To do:
Copy out every record below, word for word.
•••
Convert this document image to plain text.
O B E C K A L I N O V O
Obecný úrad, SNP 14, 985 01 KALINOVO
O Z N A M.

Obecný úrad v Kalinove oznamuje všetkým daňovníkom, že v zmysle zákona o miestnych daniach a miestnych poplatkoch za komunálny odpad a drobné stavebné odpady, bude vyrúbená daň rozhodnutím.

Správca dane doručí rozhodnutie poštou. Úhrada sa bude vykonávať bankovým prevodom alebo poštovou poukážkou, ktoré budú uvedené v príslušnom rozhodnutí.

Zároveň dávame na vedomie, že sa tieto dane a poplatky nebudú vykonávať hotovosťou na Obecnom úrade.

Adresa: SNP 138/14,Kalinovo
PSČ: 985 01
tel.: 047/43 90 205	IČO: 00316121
•••
Exercise response:
Convert this document image to plain text.
O B E C K A L I N O V O
Obecný úrad, SNP 14, 985 01 KALINOVO
O Z N A M.

Obecný úrad v Kalinove oznamuje všetkým daňovníkom, že v zmysle zákona o miestnych daniach a miestnych poplatkoch za komunálny odpad a drobné stavebné odpady, bude vyrúbená daň rozhodnutím.

Správca dane doručí rozhodnutie poštou. Úhrada sa bude vykonávať bankovým prevodom alebo poštovou poukážkou, ktoré budú uvedené v príslušnom rozhodnutí.

Zároveň dávame na vedomie, že sa tieto dane a poplatky nebudú vykonávať hotovosťou na Obecnom úrade.

Adresa: SNP 138/14,Kalinovo
PSČ: 985 01
tel.: 047/43 90 205	IČO: 00316121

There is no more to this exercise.